§ Passage to read
Asteroid Hunters
Astronomers are determined to protect human beings from inanimate outer space invaders
- By Robert Irion
- Smithsonian magazine, July-August 2010, Subscribe
(Page 2 of 4)
In one sense, spotting the incoming asteroid was a triumph, because it demonstrated that astronomers can detect even a small projectile heading our way. But the feat was also sobering, because they saw it too late to do anything about it. Hill and his fellow NEO hunters hope to detect large asteroids sooner, preferably years or decades in advance.
“It’s the only natural disaster we can stave off,” says Don Yeomans, manager of NASA’s NEO command center at the Jet Propulsion Laboratory (JPL) in Pasadena, California.

§ What you have to do
Copy the asteroid article from "In one sense, spotting" up to and including "decades in advance.", replacing "astronomers" with "scientists". The rows that follow are separate material and are not part of the asteroid article.

[Records of where elements appear on the page]
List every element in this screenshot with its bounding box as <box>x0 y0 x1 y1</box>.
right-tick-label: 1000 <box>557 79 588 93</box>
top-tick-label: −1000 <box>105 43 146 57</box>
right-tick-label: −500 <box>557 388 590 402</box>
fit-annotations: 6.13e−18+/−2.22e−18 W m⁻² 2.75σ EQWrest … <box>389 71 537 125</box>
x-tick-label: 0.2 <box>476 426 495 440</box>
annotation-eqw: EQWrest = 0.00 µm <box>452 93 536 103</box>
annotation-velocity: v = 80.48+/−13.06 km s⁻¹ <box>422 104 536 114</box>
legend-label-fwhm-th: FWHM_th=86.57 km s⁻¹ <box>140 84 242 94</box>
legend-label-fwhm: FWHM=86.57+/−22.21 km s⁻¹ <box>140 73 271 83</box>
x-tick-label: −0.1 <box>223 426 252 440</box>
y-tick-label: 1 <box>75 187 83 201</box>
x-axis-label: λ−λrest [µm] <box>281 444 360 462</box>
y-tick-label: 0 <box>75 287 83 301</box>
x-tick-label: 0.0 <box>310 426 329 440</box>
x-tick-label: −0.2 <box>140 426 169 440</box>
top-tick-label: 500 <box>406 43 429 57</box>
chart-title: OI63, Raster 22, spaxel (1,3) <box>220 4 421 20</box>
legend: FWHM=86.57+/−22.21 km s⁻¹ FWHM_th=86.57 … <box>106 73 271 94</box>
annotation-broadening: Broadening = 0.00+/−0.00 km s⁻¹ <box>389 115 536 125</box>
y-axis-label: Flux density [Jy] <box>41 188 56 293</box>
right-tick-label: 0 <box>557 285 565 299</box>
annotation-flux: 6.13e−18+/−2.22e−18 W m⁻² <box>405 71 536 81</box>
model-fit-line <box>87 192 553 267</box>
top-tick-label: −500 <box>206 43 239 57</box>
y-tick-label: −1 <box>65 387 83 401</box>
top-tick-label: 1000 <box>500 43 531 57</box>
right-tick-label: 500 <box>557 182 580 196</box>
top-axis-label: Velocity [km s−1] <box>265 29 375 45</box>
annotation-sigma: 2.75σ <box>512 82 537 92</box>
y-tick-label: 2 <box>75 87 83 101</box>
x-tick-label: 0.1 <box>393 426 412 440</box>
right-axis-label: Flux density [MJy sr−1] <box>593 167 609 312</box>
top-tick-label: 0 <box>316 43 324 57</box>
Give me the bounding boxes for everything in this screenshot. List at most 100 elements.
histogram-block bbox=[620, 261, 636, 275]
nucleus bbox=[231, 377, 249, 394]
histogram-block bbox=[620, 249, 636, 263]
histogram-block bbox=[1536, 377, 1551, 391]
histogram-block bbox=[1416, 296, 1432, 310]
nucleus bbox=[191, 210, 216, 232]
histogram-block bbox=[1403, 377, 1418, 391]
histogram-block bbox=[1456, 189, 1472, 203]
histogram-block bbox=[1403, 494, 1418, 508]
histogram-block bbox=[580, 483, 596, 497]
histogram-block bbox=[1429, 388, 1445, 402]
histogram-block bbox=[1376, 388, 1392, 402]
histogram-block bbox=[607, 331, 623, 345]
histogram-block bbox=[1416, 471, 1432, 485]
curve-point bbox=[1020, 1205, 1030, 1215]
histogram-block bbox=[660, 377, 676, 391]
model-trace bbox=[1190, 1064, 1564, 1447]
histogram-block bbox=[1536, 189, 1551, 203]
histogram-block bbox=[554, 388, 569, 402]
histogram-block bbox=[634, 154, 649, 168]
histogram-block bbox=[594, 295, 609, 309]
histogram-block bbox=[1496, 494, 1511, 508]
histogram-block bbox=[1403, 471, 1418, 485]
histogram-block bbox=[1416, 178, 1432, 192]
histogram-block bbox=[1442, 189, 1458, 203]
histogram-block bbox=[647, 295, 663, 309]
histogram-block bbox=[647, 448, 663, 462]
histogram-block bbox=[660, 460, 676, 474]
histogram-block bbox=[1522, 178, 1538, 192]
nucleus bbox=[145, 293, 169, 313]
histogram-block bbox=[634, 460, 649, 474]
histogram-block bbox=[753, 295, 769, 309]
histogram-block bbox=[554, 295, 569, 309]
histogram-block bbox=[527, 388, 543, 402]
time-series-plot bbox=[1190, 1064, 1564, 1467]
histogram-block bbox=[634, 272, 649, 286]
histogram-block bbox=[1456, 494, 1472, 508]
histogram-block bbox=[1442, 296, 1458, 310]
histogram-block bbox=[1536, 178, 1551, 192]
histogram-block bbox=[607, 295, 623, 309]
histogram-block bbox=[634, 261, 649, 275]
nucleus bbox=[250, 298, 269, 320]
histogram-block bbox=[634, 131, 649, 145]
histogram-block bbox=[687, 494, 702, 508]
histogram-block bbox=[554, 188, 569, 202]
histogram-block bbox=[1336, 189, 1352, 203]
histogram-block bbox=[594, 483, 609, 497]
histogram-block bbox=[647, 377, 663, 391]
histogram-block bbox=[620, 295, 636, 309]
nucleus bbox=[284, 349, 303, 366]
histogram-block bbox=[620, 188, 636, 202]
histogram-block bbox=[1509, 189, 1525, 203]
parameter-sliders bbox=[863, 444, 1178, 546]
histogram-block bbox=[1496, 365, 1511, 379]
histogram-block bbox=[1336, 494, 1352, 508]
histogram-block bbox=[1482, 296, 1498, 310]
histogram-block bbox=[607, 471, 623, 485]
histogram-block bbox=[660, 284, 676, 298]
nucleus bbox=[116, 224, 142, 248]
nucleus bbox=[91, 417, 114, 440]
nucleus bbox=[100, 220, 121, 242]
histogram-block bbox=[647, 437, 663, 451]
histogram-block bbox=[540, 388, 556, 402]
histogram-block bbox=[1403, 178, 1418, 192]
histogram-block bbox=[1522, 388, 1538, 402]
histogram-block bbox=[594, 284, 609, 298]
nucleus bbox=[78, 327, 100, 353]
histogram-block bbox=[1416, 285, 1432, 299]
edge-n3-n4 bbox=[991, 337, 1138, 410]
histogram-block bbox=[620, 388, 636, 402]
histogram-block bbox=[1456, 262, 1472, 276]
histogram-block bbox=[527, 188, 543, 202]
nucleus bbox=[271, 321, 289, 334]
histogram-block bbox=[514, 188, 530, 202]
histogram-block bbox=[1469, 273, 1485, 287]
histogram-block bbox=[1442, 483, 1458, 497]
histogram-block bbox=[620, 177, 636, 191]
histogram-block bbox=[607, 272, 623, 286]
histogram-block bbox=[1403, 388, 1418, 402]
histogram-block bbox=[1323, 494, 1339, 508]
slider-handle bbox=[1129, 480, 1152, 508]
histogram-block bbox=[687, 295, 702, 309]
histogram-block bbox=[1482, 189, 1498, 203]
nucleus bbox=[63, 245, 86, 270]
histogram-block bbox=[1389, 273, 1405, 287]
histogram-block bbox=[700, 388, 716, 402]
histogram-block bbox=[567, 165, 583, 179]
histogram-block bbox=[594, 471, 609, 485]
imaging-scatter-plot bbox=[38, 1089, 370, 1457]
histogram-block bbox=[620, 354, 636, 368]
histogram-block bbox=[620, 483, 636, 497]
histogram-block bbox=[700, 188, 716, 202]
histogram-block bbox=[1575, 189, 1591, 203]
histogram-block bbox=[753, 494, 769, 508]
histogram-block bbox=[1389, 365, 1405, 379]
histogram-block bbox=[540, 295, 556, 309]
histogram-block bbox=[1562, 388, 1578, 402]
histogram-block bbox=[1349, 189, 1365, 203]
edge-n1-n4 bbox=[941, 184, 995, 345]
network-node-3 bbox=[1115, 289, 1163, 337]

§ Result below
In one sense, spotting the incoming asteroid was a triumph, because it demonstrated that scientists can detect even a small projectile heading our way. But the feat was also sobering, because they saw it too late to do anything about it. Hill and his fellow NEO hunters hope to detect large asteroids sooner, preferably years or decades in advance.